[BEGIN DATA SUPPLIED]

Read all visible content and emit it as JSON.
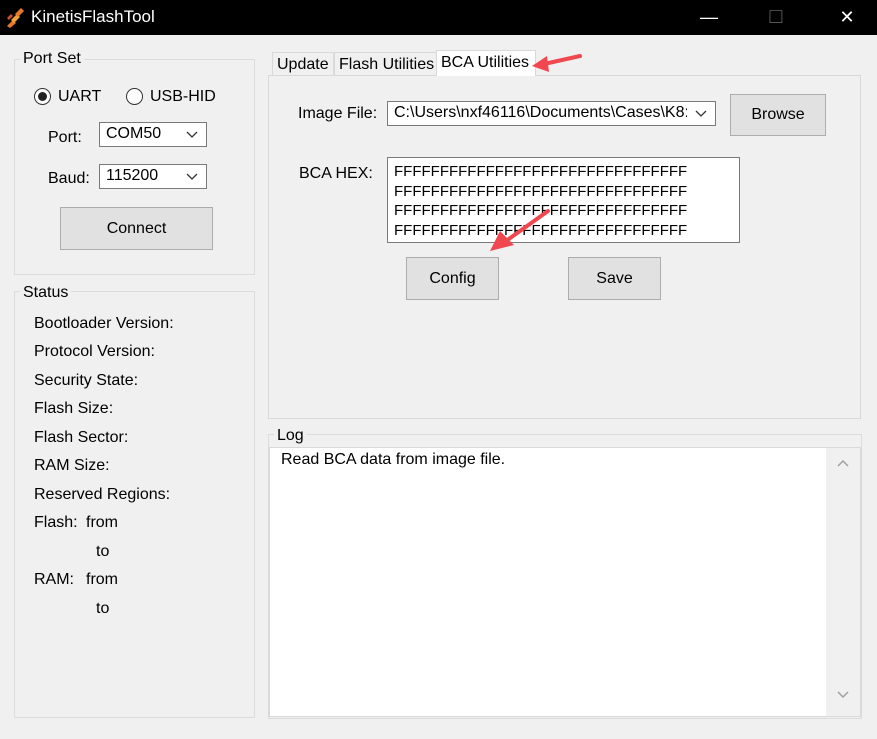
{
  "window": {
    "title": "KinetisFlashTool",
    "minimize": "—",
    "maximize": "☐",
    "close": "✕"
  },
  "port_set": {
    "label": "Port Set",
    "uart": "UART",
    "usb_hid": "USB-HID",
    "port_label": "Port:",
    "port_value": "COM50",
    "baud_label": "Baud:",
    "baud_value": "115200",
    "connect": "Connect"
  },
  "status": {
    "label": "Status",
    "bootloader_version": "Bootloader Version:",
    "protocol_version": "Protocol Version:",
    "security_state": "Security State:",
    "flash_size": "Flash Size:",
    "flash_sector": "Flash Sector:",
    "ram_size": "RAM Size:",
    "reserved_regions": "Reserved Regions:",
    "flash_label": "Flash:",
    "ram_label": "RAM:",
    "from": "from",
    "to": "to"
  },
  "tabs": [
    "Update",
    "Flash Utilities",
    "BCA Utilities"
  ],
  "bca": {
    "image_file_label": "Image File:",
    "image_file_value": "C:\\Users\\nxf46116\\Documents\\Cases\\K8:",
    "browse": "Browse",
    "bca_hex_label": "BCA HEX:",
    "hex_lines": [
      "FFFFFFFFFFFFFFFFFFFFFFFFFFFFFFFF",
      "FFFFFFFFFFFFFFFFFFFFFFFFFFFFFFFF",
      "FFFFFFFFFFFFFFFFFFFFFFFFFFFFFFFF",
      "FFFFFFFFFFFFFFFFFFFFFFFFFFFFFFFF"
    ],
    "config": "Config",
    "save": "Save"
  },
  "log": {
    "label": "Log",
    "text": "Read BCA data from image file."
  },
  "colors": {
    "annotation_arrow": "#f0484e",
    "titlebar": "#000000"
  }
}
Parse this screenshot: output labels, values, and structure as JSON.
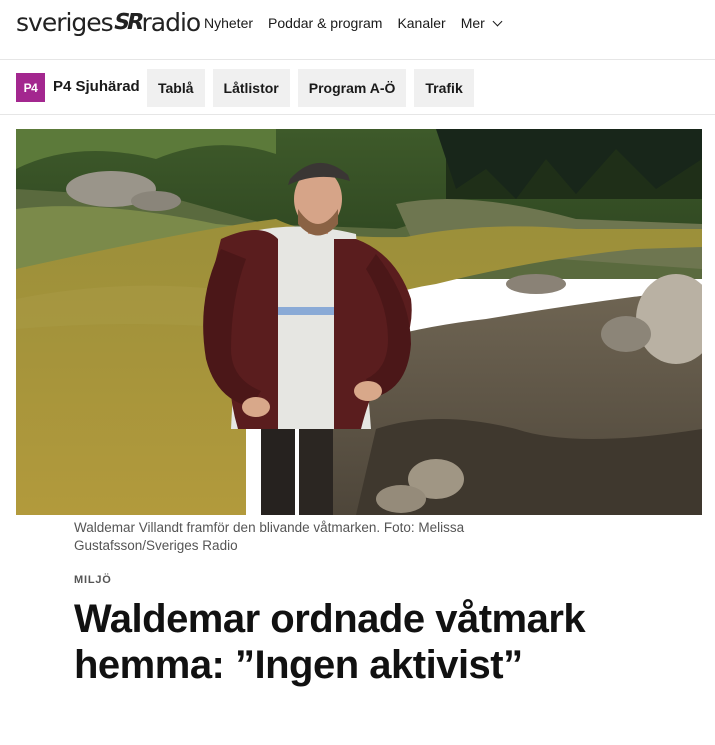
{
  "site": {
    "logo_left": "sveriges",
    "logo_mark": "SR",
    "logo_right": "radio",
    "nav": [
      "Nyheter",
      "Poddar & program",
      "Kanaler"
    ],
    "nav_more": "Mer"
  },
  "channel": {
    "badge": "P4",
    "name": "P4 Sjuhärad",
    "badge_color": "#a3278f",
    "tabs": [
      "Tablå",
      "Låtlistor",
      "Program A-Ö",
      "Trafik"
    ]
  },
  "article": {
    "caption": "Waldemar Villandt framför den blivande våtmarken. Foto: Melissa Gustafsson/Sveriges Radio",
    "category": "MILJÖ",
    "headline": "Waldemar ordnade våtmark hemma: ”Ingen aktivist”"
  }
}
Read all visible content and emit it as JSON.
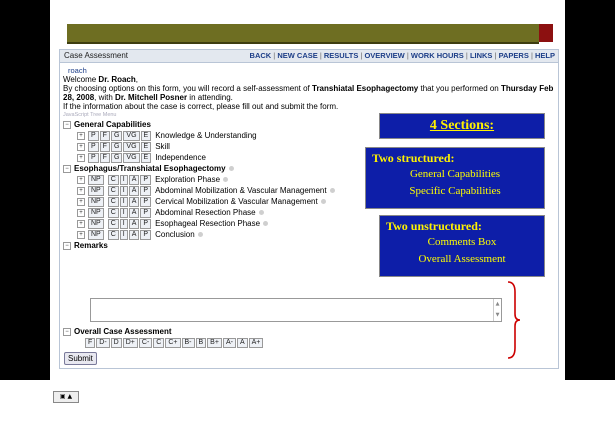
{
  "header": {
    "title": "Case Assessment",
    "menu": [
      "BACK",
      "NEW CASE",
      "RESULTS",
      "OVERVIEW",
      "WORK HOURS",
      "LINKS",
      "PAPERS",
      "HELP"
    ]
  },
  "user": "roach",
  "welcome": {
    "prefix": "Welcome ",
    "name": "Dr. Roach",
    "suffix": ","
  },
  "intro": {
    "p1": "By choosing options on this form, you will record a self-assessment of ",
    "procedure": "Transhiatal Esophagectomy",
    "p2": " that you performed on ",
    "date": "Thursday Feb 28, 2008",
    "p3": ", with ",
    "attending": "Dr. Mitchell Posner",
    "p4": " in attending.",
    "line2": "If the information about the case is correct, please fill out and submit the form."
  },
  "js_menu_label": "JavaScript Tree Menu",
  "general": {
    "title": "General Capabilities",
    "grades": [
      "P",
      "F",
      "G",
      "VG",
      "E"
    ],
    "items": [
      "Knowledge & Understanding",
      "Skill",
      "Independence"
    ]
  },
  "specific": {
    "title": "Esophagus/Transhiatal Esophagectomy",
    "np": "NP",
    "grades": [
      "C",
      "I",
      "A",
      "P"
    ],
    "items": [
      "Exploration Phase",
      "Abdominal Mobilization & Vascular Management",
      "Cervical Mobilization & Vascular Management",
      "Abdominal Resection Phase",
      "Esophageal Resection Phase",
      "Conclusion"
    ]
  },
  "remarks": {
    "title": "Remarks"
  },
  "overall": {
    "title": "Overall Case Assessment",
    "grades": [
      "F",
      "D-",
      "D",
      "D+",
      "C-",
      "C",
      "C+",
      "B-",
      "B",
      "B+",
      "A-",
      "A",
      "A+"
    ]
  },
  "submit_label": "Submit",
  "callouts": {
    "sections": "4 Sections:",
    "structured_title": "Two structured:",
    "structured_items": [
      "General Capabilities",
      "Specific Capabilities"
    ],
    "unstructured_title": "Two unstructured:",
    "unstructured_items": [
      "Comments Box",
      "Overall Assessment"
    ]
  },
  "colors": {
    "callout_bg": "#0d1ea8",
    "callout_text": "#fff200",
    "brace": "#cc0000",
    "header_band": "#6e6e22",
    "link": "#1d3e88"
  }
}
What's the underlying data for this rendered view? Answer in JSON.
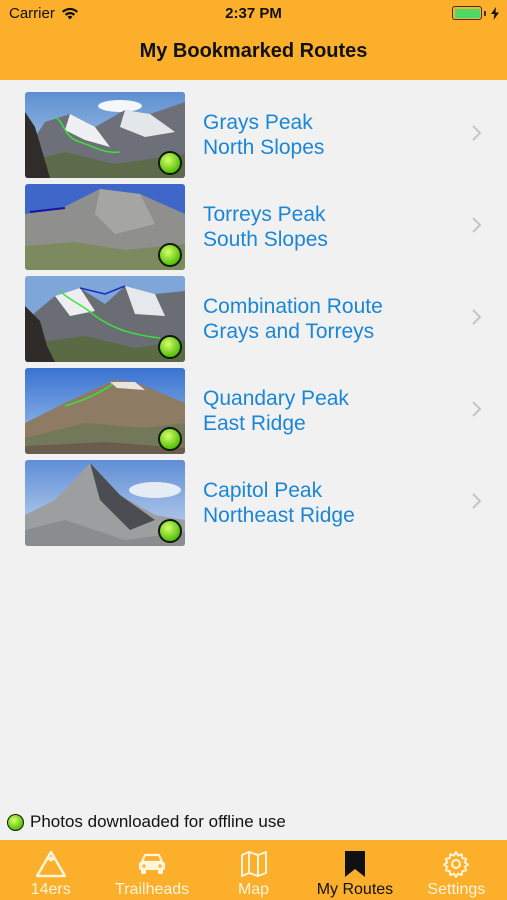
{
  "status_bar": {
    "carrier": "Carrier",
    "time": "2:37 PM",
    "wifi_icon": "wifi-icon",
    "battery_icon": "battery-icon",
    "charging_icon": "bolt-icon"
  },
  "nav": {
    "title": "My Bookmarked Routes"
  },
  "routes": [
    {
      "line1": "Grays Peak",
      "line2": "North Slopes",
      "downloaded": true
    },
    {
      "line1": "Torreys Peak",
      "line2": "South Slopes",
      "downloaded": true
    },
    {
      "line1": "Combination Route",
      "line2": "Grays and Torreys",
      "downloaded": true
    },
    {
      "line1": "Quandary Peak",
      "line2": "East Ridge",
      "downloaded": true
    },
    {
      "line1": "Capitol Peak",
      "line2": "Northeast Ridge",
      "downloaded": true
    }
  ],
  "legend": {
    "text": "Photos downloaded for offline use"
  },
  "tabs": [
    {
      "label": "14ers",
      "icon": "mountain-icon",
      "active": false
    },
    {
      "label": "Trailheads",
      "icon": "car-icon",
      "active": false
    },
    {
      "label": "Map",
      "icon": "map-icon",
      "active": false
    },
    {
      "label": "My Routes",
      "icon": "bookmark-icon",
      "active": true
    },
    {
      "label": "Settings",
      "icon": "gear-icon",
      "active": false
    }
  ],
  "colors": {
    "brand_orange": "#fbaf2a",
    "link_blue": "#1a86d8",
    "offline_green": "#57c10d"
  }
}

[END DATA SUPPLIED]

> [EXERCISE AIM] Reproduce the listing exactly. Leave its pictures out.

> [COMPLETE ANSWER]
Read all visible content and emit it as JSON.
{
  "window": {
    "title": "KinetisFlashTool",
    "minimize": "—",
    "maximize": "☐",
    "close": "✕"
  },
  "port_set": {
    "label": "Port Set",
    "uart": "UART",
    "usb_hid": "USB-HID",
    "port_label": "Port:",
    "port_value": "COM50",
    "baud_label": "Baud:",
    "baud_value": "115200",
    "connect": "Connect"
  },
  "status": {
    "label": "Status",
    "bootloader_version": "Bootloader Version:",
    "protocol_version": "Protocol Version:",
    "security_state": "Security State:",
    "flash_size": "Flash Size:",
    "flash_sector": "Flash Sector:",
    "ram_size": "RAM Size:",
    "reserved_regions": "Reserved Regions:",
    "flash_label": "Flash:",
    "ram_label": "RAM:",
    "from": "from",
    "to": "to"
  },
  "tabs": [
    "Update",
    "Flash Utilities",
    "BCA Utilities"
  ],
  "bca": {
    "image_file_label": "Image File:",
    "image_file_value": "C:\\Users\\nxf46116\\Documents\\Cases\\K8:",
    "browse": "Browse",
    "bca_hex_label": "BCA HEX:",
    "hex_lines": [
      "FFFFFFFFFFFFFFFFFFFFFFFFFFFFFFFF",
      "FFFFFFFFFFFFFFFFFFFFFFFFFFFFFFFF",
      "FFFFFFFFFFFFFFFFFFFFFFFFFFFFFFFF",
      "FFFFFFFFFFFFFFFFFFFFFFFFFFFFFFFF"
    ],
    "config": "Config",
    "save": "Save"
  },
  "log": {
    "label": "Log",
    "text": "Read BCA data from image file."
  },
  "colors": {
    "annotation_arrow": "#f0484e",
    "titlebar": "#000000"
  }
}
Parse this screenshot: output labels, values, and structure as JSON.
{
  "site": {
    "logo_left": "sveriges",
    "logo_mark": "SR",
    "logo_right": "radio",
    "nav": [
      "Nyheter",
      "Poddar & program",
      "Kanaler"
    ],
    "nav_more": "Mer"
  },
  "channel": {
    "badge": "P4",
    "name": "P4 Sjuhärad",
    "badge_color": "#a3278f",
    "tabs": [
      "Tablå",
      "Låtlistor",
      "Program A-Ö",
      "Trafik"
    ]
  },
  "article": {
    "caption": "Waldemar Villandt framför den blivande våtmarken. Foto: Melissa Gustafsson/Sveriges Radio",
    "category": "MILJÖ",
    "headline": "Waldemar ordnade våtmark hemma: ”Ingen aktivist”"
  }
}
Read all visible content and emit it as JSON.
{
  "header": {
    "title": "Case Assessment",
    "menu": [
      "BACK",
      "NEW CASE",
      "RESULTS",
      "OVERVIEW",
      "WORK HOURS",
      "LINKS",
      "PAPERS",
      "HELP"
    ]
  },
  "user": "roach",
  "welcome": {
    "prefix": "Welcome ",
    "name": "Dr. Roach",
    "suffix": ","
  },
  "intro": {
    "p1": "By choosing options on this form, you will record a self-assessment of ",
    "procedure": "Transhiatal Esophagectomy",
    "p2": " that you performed on ",
    "date": "Thursday Feb 28, 2008",
    "p3": ", with ",
    "attending": "Dr. Mitchell Posner",
    "p4": " in attending.",
    "line2": "If the information about the case is correct, please fill out and submit the form."
  },
  "js_menu_label": "JavaScript Tree Menu",
  "general": {
    "title": "General Capabilities",
    "grades": [
      "P",
      "F",
      "G",
      "VG",
      "E"
    ],
    "items": [
      "Knowledge & Understanding",
      "Skill",
      "Independence"
    ]
  },
  "specific": {
    "title": "Esophagus/Transhiatal Esophagectomy",
    "np": "NP",
    "grades": [
      "C",
      "I",
      "A",
      "P"
    ],
    "items": [
      "Exploration Phase",
      "Abdominal Mobilization & Vascular Management",
      "Cervical Mobilization & Vascular Management",
      "Abdominal Resection Phase",
      "Esophageal Resection Phase",
      "Conclusion"
    ]
  },
  "remarks": {
    "title": "Remarks"
  },
  "overall": {
    "title": "Overall Case Assessment",
    "grades": [
      "F",
      "D-",
      "D",
      "D+",
      "C-",
      "C",
      "C+",
      "B-",
      "B",
      "B+",
      "A-",
      "A",
      "A+"
    ]
  },
  "submit_label": "Submit",
  "callouts": {
    "sections": "4 Sections:",
    "structured_title": "Two structured:",
    "structured_items": [
      "General Capabilities",
      "Specific Capabilities"
    ],
    "unstructured_title": "Two unstructured:",
    "unstructured_items": [
      "Comments Box",
      "Overall Assessment"
    ]
  },
  "colors": {
    "callout_bg": "#0d1ea8",
    "callout_text": "#fff200",
    "brace": "#cc0000",
    "header_band": "#6e6e22",
    "link": "#1d3e88"
  }
}
What's the underlying data for this rendered view? Answer in JSON.
{
  "status_bar": {
    "carrier": "Carrier",
    "time": "2:37 PM",
    "wifi_icon": "wifi-icon",
    "battery_icon": "battery-icon",
    "charging_icon": "bolt-icon"
  },
  "nav": {
    "title": "My Bookmarked Routes"
  },
  "routes": [
    {
      "line1": "Grays Peak",
      "line2": "North Slopes",
      "downloaded": true
    },
    {
      "line1": "Torreys Peak",
      "line2": "South Slopes",
      "downloaded": true
    },
    {
      "line1": "Combination Route",
      "line2": "Grays and Torreys",
      "downloaded": true
    },
    {
      "line1": "Quandary Peak",
      "line2": "East Ridge",
      "downloaded": true
    },
    {
      "line1": "Capitol Peak",
      "line2": "Northeast Ridge",
      "downloaded": true
    }
  ],
  "legend": {
    "text": "Photos downloaded for offline use"
  },
  "tabs": [
    {
      "label": "14ers",
      "icon": "mountain-icon",
      "active": false
    },
    {
      "label": "Trailheads",
      "icon": "car-icon",
      "active": false
    },
    {
      "label": "Map",
      "icon": "map-icon",
      "active": false
    },
    {
      "label": "My Routes",
      "icon": "bookmark-icon",
      "active": true
    },
    {
      "label": "Settings",
      "icon": "gear-icon",
      "active": false
    }
  ],
  "colors": {
    "brand_orange": "#fbaf2a",
    "link_blue": "#1a86d8",
    "offline_green": "#57c10d"
  }
}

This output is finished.